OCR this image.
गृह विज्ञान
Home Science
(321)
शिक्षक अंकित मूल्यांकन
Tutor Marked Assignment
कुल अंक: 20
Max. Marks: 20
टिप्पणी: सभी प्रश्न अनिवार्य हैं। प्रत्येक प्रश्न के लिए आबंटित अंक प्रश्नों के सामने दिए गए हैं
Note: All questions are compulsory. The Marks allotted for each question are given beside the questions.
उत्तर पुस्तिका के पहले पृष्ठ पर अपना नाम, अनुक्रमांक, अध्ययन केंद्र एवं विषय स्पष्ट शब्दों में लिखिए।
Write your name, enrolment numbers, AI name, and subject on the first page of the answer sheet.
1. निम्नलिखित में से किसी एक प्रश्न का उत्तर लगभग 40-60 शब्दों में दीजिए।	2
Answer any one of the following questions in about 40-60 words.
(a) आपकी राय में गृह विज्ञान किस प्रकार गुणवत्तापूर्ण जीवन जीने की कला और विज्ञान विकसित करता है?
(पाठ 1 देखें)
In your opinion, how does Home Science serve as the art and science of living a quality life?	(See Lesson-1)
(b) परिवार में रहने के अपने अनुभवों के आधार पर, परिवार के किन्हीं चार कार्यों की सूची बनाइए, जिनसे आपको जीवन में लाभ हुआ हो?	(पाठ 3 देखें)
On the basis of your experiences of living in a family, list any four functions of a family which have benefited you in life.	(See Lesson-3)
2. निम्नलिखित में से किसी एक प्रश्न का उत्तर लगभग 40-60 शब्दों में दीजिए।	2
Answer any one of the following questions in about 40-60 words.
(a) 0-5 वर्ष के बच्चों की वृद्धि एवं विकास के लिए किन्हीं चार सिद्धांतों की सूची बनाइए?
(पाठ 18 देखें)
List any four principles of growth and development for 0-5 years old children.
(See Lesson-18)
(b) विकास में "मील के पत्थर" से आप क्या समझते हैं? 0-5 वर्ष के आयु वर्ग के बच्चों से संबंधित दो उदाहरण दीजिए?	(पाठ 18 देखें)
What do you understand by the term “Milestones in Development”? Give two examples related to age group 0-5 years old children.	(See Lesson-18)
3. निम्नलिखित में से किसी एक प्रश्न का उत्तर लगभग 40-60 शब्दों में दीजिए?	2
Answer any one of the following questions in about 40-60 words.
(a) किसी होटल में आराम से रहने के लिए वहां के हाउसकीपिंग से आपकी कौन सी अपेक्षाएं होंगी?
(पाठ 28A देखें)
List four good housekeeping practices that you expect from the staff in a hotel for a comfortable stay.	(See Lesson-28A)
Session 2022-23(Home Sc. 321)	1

********

▶ Goal
Exactly reproduce every line of the records.

▶ Finished task
OCR this image.
गृह विज्ञान
Home Science
(321)
शिक्षक अंकित मूल्यांकन
Tutor Marked Assignment
कुल अंक: 20
Max. Marks: 20
टिप्पणी: सभी प्रश्न अनिवार्य हैं। प्रत्येक प्रश्न के लिए आबंटित अंक प्रश्नों के सामने दिए गए हैं
Note: All questions are compulsory. The Marks allotted for each question are given beside the questions.
उत्तर पुस्तिका के पहले पृष्ठ पर अपना नाम, अनुक्रमांक, अध्ययन केंद्र एवं विषय स्पष्ट शब्दों में लिखिए।
Write your name, enrolment numbers, AI name, and subject on the first page of the answer sheet.
1. निम्नलिखित में से किसी एक प्रश्न का उत्तर लगभग 40-60 शब्दों में दीजिए।	2
Answer any one of the following questions in about 40-60 words.
(a) आपकी राय में गृह विज्ञान किस प्रकार गुणवत्तापूर्ण जीवन जीने की कला और विज्ञान विकसित करता है?
(पाठ 1 देखें)
In your opinion, how does Home Science serve as the art and science of living a quality life?	(See Lesson-1)
(b) परिवार में रहने के अपने अनुभवों के आधार पर, परिवार के किन्हीं चार कार्यों की सूची बनाइए, जिनसे आपको जीवन में लाभ हुआ हो?	(पाठ 3 देखें)
On the basis of your experiences of living in a family, list any four functions of a family which have benefited you in life.	(See Lesson-3)
2. निम्नलिखित में से किसी एक प्रश्न का उत्तर लगभग 40-60 शब्दों में दीजिए।	2
Answer any one of the following questions in about 40-60 words.
(a) 0-5 वर्ष के बच्चों की वृद्धि एवं विकास के लिए किन्हीं चार सिद्धांतों की सूची बनाइए?
(पाठ 18 देखें)
List any four principles of growth and development for 0-5 years old children.
(See Lesson-18)
(b) विकास में "मील के पत्थर" से आप क्या समझते हैं? 0-5 वर्ष के आयु वर्ग के बच्चों से संबंधित दो उदाहरण दीजिए?	(पाठ 18 देखें)
What do you understand by the term “Milestones in Development”? Give two examples related to age group 0-5 years old children.	(See Lesson-18)
3. निम्नलिखित में से किसी एक प्रश्न का उत्तर लगभग 40-60 शब्दों में दीजिए?	2
Answer any one of the following questions in about 40-60 words.
(a) किसी होटल में आराम से रहने के लिए वहां के हाउसकीपिंग से आपकी कौन सी अपेक्षाएं होंगी?
(पाठ 28A देखें)
List four good housekeeping practices that you expect from the staff in a hotel for a comfortable stay.	(See Lesson-28A)
Session 2022-23(Home Sc. 321)	1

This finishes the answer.